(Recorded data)

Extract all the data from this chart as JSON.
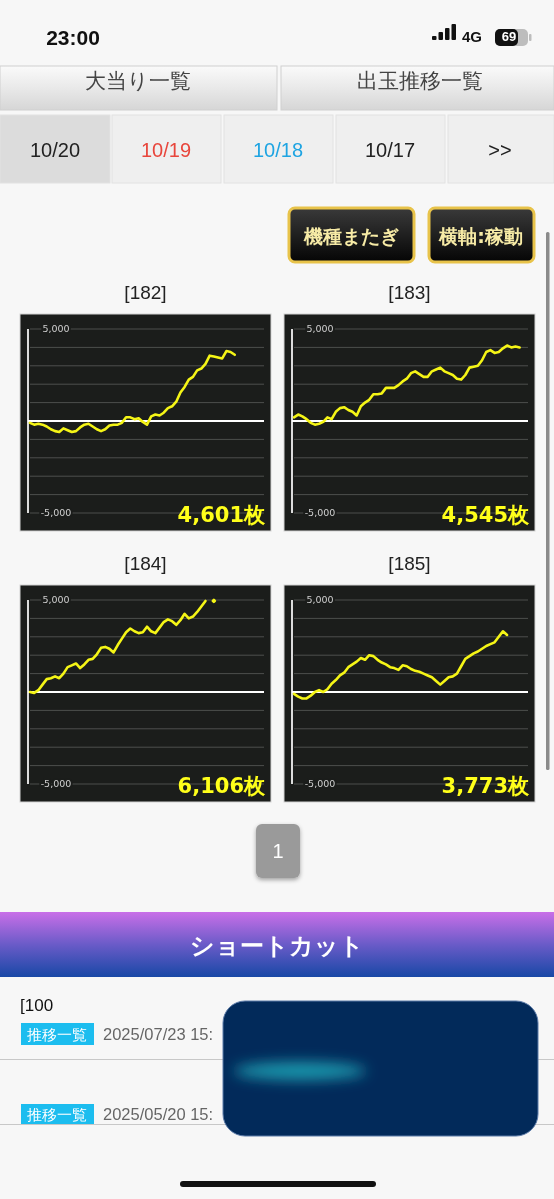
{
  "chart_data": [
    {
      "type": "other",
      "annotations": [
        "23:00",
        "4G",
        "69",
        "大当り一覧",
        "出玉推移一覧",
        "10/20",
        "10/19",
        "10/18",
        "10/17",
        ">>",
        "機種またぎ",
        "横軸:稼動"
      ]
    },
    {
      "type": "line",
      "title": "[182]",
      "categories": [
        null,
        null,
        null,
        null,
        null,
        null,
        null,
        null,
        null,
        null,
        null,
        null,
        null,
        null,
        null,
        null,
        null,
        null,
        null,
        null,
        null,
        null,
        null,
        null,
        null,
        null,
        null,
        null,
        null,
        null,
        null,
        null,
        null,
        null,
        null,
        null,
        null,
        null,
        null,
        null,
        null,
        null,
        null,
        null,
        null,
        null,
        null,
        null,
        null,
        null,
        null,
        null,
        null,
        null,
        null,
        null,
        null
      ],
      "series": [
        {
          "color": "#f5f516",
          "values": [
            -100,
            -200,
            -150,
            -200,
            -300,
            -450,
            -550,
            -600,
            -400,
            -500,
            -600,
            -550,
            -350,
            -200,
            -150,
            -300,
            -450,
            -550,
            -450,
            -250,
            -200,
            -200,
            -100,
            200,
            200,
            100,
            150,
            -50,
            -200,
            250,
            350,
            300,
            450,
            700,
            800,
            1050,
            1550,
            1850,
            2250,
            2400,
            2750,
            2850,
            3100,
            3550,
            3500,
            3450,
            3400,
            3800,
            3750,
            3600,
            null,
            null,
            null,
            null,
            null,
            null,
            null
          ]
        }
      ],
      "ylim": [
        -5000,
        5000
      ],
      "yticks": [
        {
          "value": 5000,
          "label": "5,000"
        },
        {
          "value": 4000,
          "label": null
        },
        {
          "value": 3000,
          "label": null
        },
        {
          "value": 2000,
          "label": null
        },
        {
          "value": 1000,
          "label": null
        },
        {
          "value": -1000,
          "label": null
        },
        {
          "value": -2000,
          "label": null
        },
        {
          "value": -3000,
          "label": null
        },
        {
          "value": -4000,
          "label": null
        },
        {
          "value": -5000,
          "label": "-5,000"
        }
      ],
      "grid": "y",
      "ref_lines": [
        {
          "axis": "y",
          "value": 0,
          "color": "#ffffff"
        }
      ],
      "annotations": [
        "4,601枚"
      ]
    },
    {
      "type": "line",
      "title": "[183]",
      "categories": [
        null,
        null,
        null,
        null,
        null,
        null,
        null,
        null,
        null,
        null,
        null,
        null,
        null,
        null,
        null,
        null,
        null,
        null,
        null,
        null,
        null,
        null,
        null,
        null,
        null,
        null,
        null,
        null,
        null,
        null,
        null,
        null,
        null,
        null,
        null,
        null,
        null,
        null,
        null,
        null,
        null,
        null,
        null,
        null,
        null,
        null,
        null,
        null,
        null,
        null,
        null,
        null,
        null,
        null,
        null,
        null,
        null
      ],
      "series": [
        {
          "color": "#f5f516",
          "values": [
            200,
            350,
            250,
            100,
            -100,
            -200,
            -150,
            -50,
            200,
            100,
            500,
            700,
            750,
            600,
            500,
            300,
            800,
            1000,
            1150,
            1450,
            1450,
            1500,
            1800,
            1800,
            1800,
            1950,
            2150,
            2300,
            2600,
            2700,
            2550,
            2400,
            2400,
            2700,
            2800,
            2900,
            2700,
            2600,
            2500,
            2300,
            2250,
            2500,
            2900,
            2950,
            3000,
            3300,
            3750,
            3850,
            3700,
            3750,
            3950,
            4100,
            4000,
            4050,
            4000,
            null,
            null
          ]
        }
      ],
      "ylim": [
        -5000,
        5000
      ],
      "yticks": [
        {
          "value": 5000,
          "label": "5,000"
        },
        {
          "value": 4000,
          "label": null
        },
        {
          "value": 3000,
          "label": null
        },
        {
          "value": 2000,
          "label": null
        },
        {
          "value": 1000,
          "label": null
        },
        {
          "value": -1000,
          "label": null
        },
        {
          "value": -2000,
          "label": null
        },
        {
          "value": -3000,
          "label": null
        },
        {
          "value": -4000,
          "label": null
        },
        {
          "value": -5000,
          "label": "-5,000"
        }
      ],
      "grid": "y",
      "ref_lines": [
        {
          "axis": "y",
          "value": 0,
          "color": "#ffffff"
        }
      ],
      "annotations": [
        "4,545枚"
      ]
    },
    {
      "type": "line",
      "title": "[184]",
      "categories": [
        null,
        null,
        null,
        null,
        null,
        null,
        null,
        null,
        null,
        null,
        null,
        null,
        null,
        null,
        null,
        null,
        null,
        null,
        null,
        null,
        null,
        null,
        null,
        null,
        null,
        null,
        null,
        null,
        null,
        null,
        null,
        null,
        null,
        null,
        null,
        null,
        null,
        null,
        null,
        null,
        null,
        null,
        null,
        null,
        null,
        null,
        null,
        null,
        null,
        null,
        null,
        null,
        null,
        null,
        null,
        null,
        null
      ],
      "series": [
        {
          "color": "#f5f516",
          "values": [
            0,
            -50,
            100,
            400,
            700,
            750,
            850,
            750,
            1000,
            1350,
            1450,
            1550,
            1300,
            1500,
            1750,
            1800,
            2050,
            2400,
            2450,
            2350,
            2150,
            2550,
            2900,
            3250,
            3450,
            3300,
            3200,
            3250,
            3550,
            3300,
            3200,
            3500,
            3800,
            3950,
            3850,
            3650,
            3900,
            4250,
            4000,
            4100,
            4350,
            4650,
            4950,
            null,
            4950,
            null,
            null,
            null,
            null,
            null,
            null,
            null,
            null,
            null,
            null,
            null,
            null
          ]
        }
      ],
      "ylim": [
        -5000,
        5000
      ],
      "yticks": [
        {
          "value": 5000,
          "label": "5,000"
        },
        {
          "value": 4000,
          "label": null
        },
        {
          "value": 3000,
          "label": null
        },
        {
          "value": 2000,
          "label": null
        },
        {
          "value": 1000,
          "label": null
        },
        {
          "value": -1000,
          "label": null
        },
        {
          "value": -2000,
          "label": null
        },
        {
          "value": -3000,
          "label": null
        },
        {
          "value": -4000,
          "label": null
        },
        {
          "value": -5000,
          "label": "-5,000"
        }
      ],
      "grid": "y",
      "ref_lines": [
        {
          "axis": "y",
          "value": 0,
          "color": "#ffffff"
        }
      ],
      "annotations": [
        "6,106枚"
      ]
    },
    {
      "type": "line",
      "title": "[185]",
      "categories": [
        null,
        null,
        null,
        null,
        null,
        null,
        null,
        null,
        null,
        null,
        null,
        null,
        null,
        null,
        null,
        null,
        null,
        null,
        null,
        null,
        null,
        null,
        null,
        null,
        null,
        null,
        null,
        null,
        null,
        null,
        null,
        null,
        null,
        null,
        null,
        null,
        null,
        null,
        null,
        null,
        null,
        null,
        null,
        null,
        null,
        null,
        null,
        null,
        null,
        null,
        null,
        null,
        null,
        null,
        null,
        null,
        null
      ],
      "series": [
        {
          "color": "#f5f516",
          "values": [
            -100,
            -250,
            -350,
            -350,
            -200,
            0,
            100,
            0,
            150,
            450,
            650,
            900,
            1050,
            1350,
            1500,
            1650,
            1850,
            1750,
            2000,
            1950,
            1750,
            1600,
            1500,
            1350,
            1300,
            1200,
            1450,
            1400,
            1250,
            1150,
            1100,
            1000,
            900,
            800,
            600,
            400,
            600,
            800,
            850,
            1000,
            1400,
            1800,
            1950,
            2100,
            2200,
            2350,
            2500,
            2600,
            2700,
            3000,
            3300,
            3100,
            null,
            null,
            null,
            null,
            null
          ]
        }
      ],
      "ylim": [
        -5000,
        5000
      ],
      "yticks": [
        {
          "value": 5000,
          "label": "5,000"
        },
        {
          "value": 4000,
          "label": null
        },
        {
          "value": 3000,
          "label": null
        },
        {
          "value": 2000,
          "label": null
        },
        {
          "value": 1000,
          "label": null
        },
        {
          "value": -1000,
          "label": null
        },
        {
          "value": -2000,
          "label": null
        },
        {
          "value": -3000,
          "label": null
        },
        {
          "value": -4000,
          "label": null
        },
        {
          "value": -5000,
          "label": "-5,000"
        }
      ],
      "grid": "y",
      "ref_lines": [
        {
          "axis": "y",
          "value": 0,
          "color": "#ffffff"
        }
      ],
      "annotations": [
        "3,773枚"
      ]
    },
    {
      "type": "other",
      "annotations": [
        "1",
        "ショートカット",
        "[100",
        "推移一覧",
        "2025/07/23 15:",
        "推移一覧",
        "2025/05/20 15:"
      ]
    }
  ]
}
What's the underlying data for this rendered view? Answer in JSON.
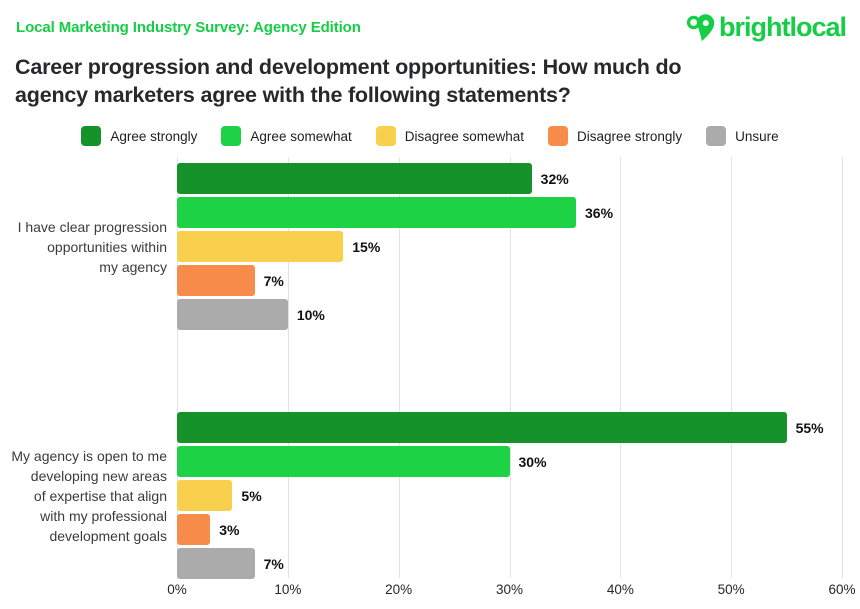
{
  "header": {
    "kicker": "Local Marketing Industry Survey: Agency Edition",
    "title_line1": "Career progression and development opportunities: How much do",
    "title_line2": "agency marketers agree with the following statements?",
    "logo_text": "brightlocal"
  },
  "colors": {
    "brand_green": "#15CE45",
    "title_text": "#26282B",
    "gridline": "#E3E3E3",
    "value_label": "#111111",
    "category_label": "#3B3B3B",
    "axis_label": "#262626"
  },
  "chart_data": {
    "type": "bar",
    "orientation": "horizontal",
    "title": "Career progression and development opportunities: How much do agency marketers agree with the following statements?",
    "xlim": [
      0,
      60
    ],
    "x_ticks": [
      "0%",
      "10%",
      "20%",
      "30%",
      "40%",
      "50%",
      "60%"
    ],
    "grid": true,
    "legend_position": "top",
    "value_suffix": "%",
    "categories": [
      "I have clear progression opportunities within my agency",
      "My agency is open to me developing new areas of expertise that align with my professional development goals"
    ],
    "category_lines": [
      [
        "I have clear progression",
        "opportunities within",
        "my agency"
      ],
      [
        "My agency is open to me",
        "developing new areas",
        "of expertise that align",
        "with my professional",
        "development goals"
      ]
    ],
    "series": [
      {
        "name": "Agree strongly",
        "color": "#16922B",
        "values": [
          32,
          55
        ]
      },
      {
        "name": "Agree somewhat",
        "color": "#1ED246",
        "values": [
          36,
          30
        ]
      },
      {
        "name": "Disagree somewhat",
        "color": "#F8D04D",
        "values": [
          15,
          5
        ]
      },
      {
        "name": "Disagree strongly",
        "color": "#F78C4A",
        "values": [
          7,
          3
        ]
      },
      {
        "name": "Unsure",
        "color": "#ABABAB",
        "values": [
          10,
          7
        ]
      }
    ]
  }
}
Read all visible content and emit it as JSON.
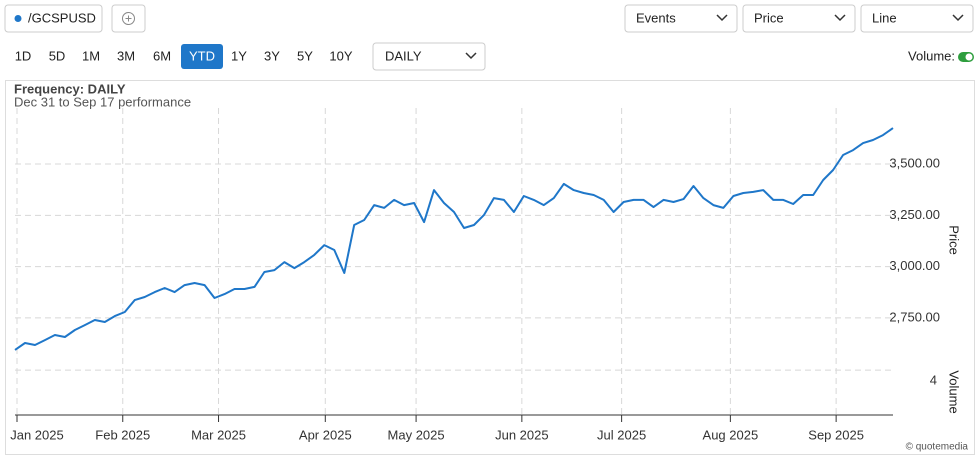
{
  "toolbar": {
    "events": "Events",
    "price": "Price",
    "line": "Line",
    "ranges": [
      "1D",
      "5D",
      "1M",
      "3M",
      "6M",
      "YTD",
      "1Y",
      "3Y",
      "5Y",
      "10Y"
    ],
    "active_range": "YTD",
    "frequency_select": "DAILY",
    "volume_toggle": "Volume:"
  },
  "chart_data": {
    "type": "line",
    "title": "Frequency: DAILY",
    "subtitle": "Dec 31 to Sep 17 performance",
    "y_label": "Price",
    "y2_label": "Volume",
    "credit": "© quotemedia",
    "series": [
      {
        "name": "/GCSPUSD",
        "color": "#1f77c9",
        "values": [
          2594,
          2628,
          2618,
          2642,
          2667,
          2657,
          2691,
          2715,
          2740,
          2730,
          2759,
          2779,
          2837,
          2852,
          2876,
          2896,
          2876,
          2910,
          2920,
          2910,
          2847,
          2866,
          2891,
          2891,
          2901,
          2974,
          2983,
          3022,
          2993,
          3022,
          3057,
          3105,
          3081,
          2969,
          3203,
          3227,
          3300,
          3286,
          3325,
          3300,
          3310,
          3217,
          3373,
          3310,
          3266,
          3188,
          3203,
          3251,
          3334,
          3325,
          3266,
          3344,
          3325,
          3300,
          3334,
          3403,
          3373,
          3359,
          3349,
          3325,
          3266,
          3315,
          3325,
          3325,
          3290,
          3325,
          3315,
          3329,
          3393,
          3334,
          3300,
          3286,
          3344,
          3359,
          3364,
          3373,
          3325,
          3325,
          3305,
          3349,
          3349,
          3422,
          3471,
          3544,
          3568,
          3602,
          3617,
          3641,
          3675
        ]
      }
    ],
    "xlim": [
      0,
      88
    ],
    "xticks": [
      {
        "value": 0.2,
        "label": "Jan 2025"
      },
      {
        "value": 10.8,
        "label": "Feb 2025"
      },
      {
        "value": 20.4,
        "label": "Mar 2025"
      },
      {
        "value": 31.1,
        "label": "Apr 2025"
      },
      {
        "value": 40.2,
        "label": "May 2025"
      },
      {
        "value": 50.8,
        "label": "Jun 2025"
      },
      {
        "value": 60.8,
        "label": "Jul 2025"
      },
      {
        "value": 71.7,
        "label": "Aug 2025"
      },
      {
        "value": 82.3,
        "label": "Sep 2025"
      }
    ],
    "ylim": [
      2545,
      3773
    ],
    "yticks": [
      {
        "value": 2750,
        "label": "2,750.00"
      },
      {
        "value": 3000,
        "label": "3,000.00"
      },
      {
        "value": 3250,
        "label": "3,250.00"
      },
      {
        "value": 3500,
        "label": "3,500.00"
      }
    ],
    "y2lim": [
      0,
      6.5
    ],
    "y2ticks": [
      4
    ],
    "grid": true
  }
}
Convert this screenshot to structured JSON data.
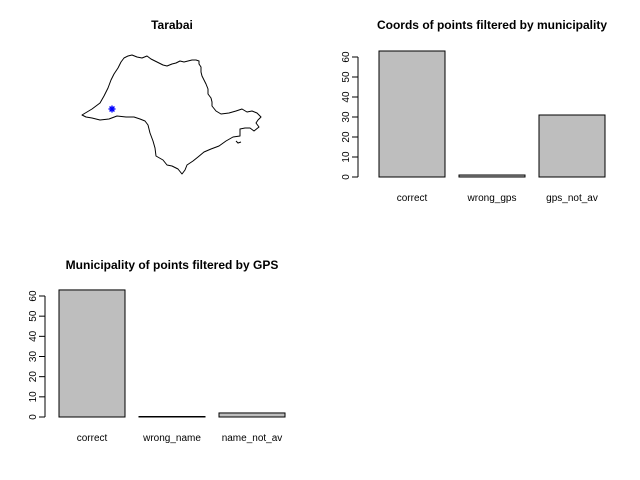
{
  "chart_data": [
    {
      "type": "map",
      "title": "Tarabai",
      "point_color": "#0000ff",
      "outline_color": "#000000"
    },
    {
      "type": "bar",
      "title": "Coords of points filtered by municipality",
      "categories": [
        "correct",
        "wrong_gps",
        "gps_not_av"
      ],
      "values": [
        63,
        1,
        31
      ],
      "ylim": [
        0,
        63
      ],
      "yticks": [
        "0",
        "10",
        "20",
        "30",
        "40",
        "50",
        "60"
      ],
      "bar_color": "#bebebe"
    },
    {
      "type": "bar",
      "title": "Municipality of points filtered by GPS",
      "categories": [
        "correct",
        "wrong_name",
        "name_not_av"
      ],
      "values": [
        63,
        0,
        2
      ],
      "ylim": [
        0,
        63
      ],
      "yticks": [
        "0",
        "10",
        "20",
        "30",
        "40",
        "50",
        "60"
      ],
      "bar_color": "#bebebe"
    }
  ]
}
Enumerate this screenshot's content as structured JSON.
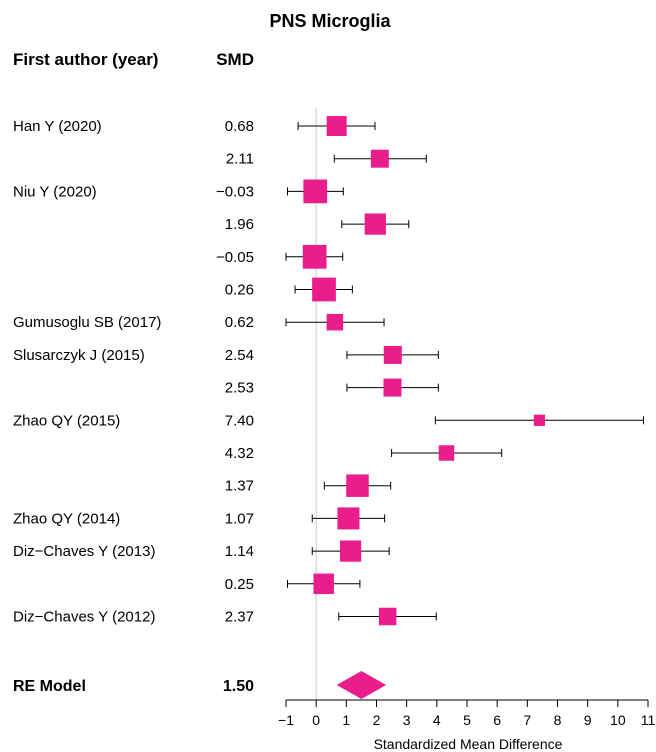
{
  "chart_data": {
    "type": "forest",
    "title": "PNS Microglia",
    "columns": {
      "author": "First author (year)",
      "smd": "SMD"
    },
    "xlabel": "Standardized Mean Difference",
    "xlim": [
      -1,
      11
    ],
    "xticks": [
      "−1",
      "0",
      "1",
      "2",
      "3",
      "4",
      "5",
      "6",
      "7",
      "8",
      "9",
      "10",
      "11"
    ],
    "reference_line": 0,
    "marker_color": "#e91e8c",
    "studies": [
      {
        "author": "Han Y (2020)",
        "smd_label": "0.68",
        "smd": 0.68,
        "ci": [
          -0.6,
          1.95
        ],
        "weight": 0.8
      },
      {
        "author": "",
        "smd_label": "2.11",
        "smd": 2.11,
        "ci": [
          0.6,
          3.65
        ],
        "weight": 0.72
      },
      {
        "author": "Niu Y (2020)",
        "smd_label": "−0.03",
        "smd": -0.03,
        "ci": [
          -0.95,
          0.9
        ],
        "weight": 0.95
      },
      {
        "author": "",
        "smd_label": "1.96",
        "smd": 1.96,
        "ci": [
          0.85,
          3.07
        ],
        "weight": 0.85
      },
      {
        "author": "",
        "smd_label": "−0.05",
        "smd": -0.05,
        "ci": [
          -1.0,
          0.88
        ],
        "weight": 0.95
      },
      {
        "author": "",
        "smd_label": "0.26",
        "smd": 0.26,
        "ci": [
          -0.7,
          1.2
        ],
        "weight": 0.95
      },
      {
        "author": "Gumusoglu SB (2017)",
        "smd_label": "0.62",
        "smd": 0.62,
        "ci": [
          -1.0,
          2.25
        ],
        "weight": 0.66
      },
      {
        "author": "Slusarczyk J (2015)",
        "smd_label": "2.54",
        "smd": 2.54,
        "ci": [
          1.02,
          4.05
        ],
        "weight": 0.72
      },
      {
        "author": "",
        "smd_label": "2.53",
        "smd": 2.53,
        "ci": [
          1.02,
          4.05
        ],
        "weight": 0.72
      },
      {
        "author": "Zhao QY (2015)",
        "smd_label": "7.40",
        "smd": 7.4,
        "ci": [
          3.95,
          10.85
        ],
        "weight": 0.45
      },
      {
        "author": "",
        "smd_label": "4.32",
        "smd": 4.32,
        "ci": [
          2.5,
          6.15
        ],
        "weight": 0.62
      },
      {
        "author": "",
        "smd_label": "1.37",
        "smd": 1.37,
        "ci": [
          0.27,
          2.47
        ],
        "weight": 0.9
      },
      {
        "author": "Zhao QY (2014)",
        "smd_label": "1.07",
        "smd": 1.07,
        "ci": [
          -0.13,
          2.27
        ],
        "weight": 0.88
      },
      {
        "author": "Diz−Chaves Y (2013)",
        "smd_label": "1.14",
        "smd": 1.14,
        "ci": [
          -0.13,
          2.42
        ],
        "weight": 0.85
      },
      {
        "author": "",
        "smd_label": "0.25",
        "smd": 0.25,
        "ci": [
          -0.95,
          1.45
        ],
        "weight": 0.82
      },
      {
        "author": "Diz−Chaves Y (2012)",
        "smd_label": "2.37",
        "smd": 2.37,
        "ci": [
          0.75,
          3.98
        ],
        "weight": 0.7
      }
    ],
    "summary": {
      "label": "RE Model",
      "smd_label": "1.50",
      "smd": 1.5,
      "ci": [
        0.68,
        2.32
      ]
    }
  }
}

- _GOAL_
Gather up, from the records above, each line where the word "align" appears.

- _ANSWER TO THE EXERCISE_
      "My agency is open to me developing new areas of expertise that align with my professional development goals"
        "of expertise that align",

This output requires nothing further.